OBJECTIVE>
Restate each of the lines below word for word and drop every picture.

[Collected data entries]
►

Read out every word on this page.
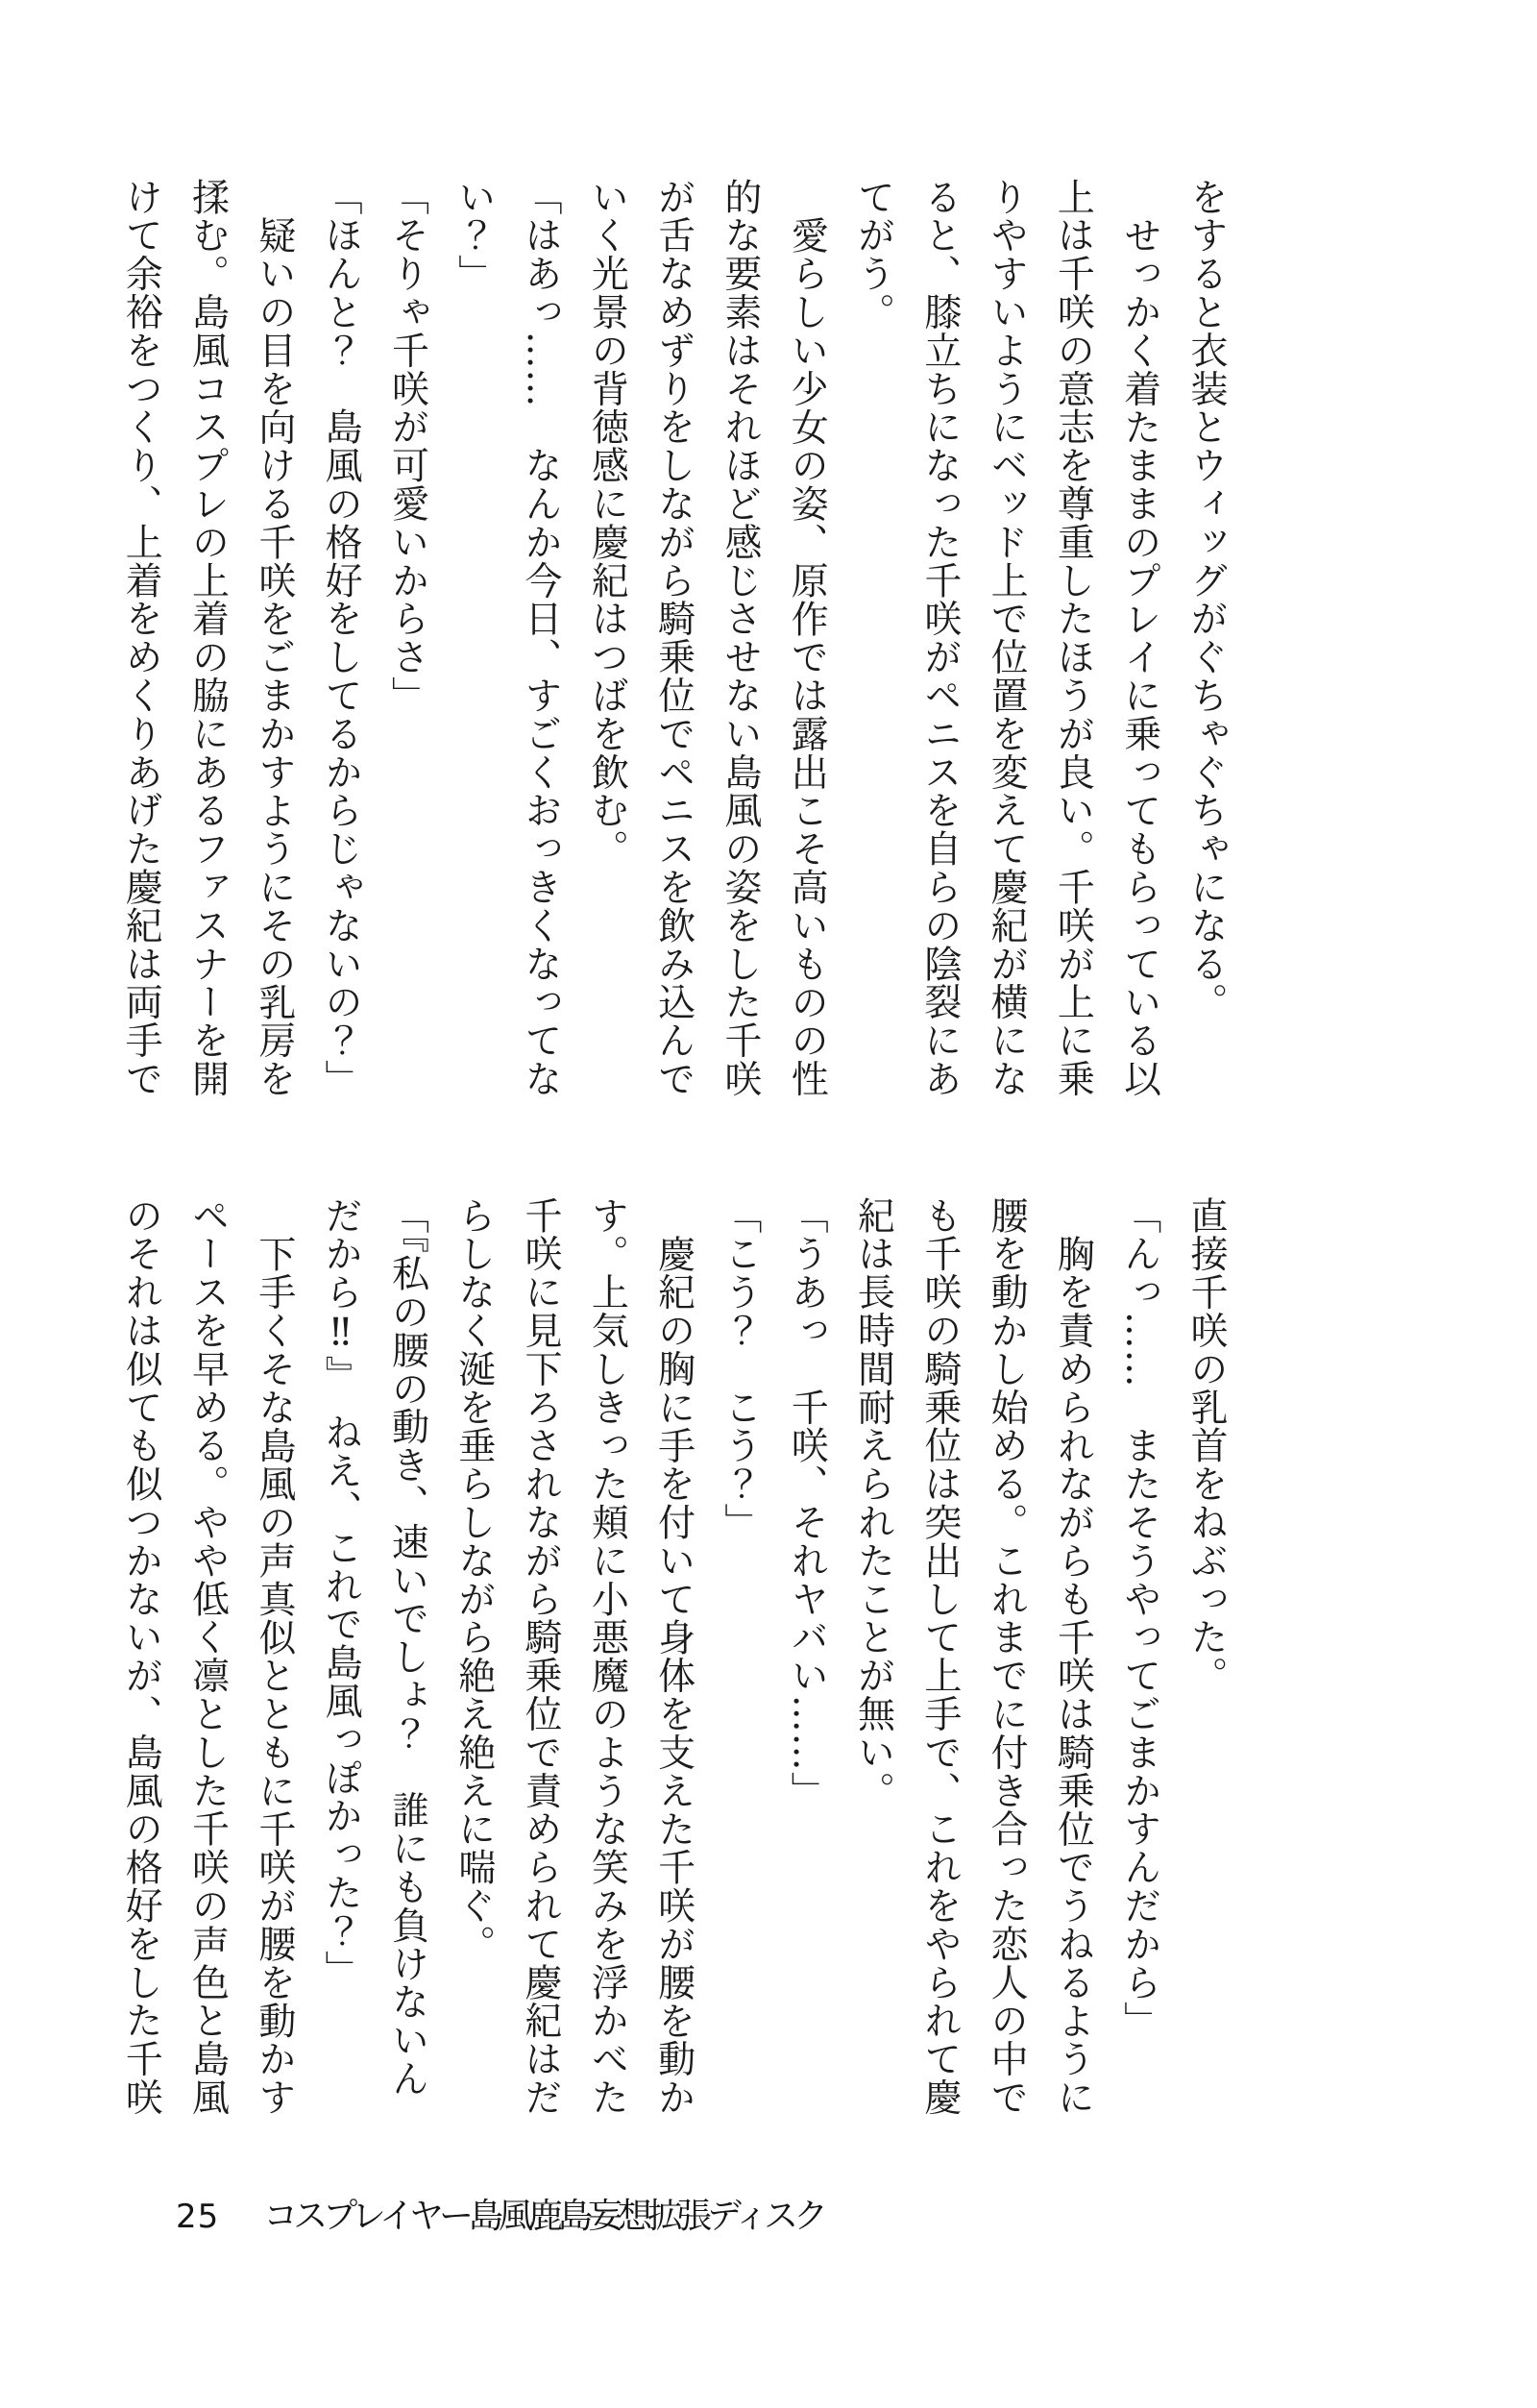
をすると衣装とウィッグがぐちゃぐちゃになる。
せっかく着たままのプレイに乗ってもらっている以
上は千咲の意志を尊重したほうが良い。千咲が上に乗
りやすいようにベッド上で位置を変えて慶紀が横にな
ると、膝立ちになった千咲がペニスを自らの陰裂にあ
てがう。
愛らしい少女の姿、原作では露出こそ高いものの性
的な要素はそれほど感じさせない島風の姿をした千咲
が舌なめずりをしながら騎乗位でペニスを飲み込んで
いく光景の背徳感に慶紀はつばを飲む。
「はあっ……　なんか今日、すごくおっきくなってな
い？」
「そりゃ千咲が可愛いからさ」
「ほんと？　島風の格好をしてるからじゃないの？」
疑いの目を向ける千咲をごまかすようにその乳房を
揉む。島風コスプレの上着の脇にあるファスナーを開
けて余裕をつくり、上着をめくりあげた慶紀は両手で
直接千咲の乳首をねぶった。
「んっ……　またそうやってごまかすんだから」
胸を責められながらも千咲は騎乗位でうねるように
腰を動かし始める。これまでに付き合った恋人の中で
も千咲の騎乗位は突出して上手で、これをやられて慶
紀は長時間耐えられたことが無い。
「うあっ　千咲、それヤバい……」
「こう？　こう？」
慶紀の胸に手を付いて身体を支えた千咲が腰を動か
す。上気しきった頬に小悪魔のような笑みを浮かべた
千咲に見下ろされながら騎乗位で責められて慶紀はだ
らしなく涎を垂らしながら絶え絶えに喘ぐ。
「『私の腰の動き、速いでしょ？　誰にも負けないん
だから‼』　ねえ、これで島風っぽかった？」
下手くそな島風の声真似とともに千咲が腰を動かす
ペースを早める。やや低く凛とした千咲の声色と島風
のそれは似ても似つかないが、島風の格好をした千咲
25 コスプレイヤー島風鹿島妄想拡張ディスク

◄

SOLUTION>
Read out every word on this page.
をすると衣装とウィッグがぐちゃぐちゃになる。
せっかく着たままのプレイに乗ってもらっている以
上は千咲の意志を尊重したほうが良い。千咲が上に乗
りやすいようにベッド上で位置を変えて慶紀が横にな
ると、膝立ちになった千咲がペニスを自らの陰裂にあ
てがう。
愛らしい少女の姿、原作では露出こそ高いものの性
的な要素はそれほど感じさせない島風の姿をした千咲
が舌なめずりをしながら騎乗位でペニスを飲み込んで
いく光景の背徳感に慶紀はつばを飲む。
「はあっ……　なんか今日、すごくおっきくなってな
い？」
「そりゃ千咲が可愛いからさ」
「ほんと？　島風の格好をしてるからじゃないの？」
疑いの目を向ける千咲をごまかすようにその乳房を
揉む。島風コスプレの上着の脇にあるファスナーを開
けて余裕をつくり、上着をめくりあげた慶紀は両手で
直接千咲の乳首をねぶった。
「んっ……　またそうやってごまかすんだから」
胸を責められながらも千咲は騎乗位でうねるように
腰を動かし始める。これまでに付き合った恋人の中で
も千咲の騎乗位は突出して上手で、これをやられて慶
紀は長時間耐えられたことが無い。
「うあっ　千咲、それヤバい……」
「こう？　こう？」
慶紀の胸に手を付いて身体を支えた千咲が腰を動か
す。上気しきった頬に小悪魔のような笑みを浮かべた
千咲に見下ろされながら騎乗位で責められて慶紀はだ
らしなく涎を垂らしながら絶え絶えに喘ぐ。
「『私の腰の動き、速いでしょ？　誰にも負けないん
だから‼』　ねえ、これで島風っぽかった？」
下手くそな島風の声真似とともに千咲が腰を動かす
ペースを早める。やや低く凛とした千咲の声色と島風
のそれは似ても似つかないが、島風の格好をした千咲
25 コスプレイヤー島風鹿島妄想拡張ディスク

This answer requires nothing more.